TO BE DONE
Across the material below, how many lines contain the word "organization"? Give only the number.

SUPPLIED RECORDS
──────────────────────────────

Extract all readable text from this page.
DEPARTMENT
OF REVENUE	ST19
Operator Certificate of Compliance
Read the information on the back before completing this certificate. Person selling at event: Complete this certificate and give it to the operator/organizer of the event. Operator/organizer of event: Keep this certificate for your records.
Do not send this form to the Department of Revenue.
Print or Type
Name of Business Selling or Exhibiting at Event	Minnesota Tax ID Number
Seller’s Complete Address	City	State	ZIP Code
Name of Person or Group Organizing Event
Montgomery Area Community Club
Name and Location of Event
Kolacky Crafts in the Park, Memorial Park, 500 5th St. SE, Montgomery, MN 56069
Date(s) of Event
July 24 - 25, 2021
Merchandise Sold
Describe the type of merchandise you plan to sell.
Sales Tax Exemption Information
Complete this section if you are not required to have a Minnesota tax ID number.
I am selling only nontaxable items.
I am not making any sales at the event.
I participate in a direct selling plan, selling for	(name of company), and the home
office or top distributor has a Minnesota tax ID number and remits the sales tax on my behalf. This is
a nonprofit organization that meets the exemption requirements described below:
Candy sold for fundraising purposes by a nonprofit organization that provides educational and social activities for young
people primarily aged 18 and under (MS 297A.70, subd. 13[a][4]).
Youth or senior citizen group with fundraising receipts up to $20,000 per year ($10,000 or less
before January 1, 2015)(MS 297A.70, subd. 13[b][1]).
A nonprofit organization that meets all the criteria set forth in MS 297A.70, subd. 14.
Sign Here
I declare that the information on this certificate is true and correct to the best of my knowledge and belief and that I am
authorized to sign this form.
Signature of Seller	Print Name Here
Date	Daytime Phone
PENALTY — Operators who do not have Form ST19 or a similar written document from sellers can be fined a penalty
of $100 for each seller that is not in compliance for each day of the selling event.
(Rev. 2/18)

──────────────────────────────

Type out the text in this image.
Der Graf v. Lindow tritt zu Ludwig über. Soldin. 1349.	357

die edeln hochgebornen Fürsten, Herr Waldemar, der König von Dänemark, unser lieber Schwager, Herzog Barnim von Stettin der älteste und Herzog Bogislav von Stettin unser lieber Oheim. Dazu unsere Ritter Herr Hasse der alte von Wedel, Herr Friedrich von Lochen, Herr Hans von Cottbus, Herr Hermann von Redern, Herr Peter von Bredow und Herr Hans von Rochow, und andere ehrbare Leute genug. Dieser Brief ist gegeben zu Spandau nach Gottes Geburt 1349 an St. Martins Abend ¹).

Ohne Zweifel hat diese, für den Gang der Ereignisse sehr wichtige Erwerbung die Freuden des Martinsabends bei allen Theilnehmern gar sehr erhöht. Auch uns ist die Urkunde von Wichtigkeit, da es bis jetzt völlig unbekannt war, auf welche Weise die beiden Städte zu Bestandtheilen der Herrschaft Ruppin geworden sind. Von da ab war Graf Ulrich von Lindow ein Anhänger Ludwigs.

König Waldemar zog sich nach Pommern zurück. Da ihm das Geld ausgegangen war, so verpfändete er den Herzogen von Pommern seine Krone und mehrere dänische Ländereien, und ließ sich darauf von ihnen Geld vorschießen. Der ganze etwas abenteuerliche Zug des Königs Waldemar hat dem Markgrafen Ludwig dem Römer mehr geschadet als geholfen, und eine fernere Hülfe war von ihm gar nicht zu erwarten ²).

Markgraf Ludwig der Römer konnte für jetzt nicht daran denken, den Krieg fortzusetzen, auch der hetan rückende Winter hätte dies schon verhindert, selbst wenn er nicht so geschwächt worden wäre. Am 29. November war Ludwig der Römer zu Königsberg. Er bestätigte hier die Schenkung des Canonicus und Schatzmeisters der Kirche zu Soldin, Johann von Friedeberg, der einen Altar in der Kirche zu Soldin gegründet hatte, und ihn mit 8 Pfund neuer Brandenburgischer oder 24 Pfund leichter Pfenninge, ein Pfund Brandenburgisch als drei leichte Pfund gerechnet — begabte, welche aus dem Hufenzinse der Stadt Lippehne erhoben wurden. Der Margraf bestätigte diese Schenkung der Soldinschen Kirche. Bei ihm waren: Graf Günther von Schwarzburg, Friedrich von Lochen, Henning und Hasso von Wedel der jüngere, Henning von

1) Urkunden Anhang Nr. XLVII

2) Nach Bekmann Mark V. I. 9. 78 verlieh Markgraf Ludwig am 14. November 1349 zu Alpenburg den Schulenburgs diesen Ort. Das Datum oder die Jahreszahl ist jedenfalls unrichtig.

──────────────────────────────

ANSWER FOR THE TASK
3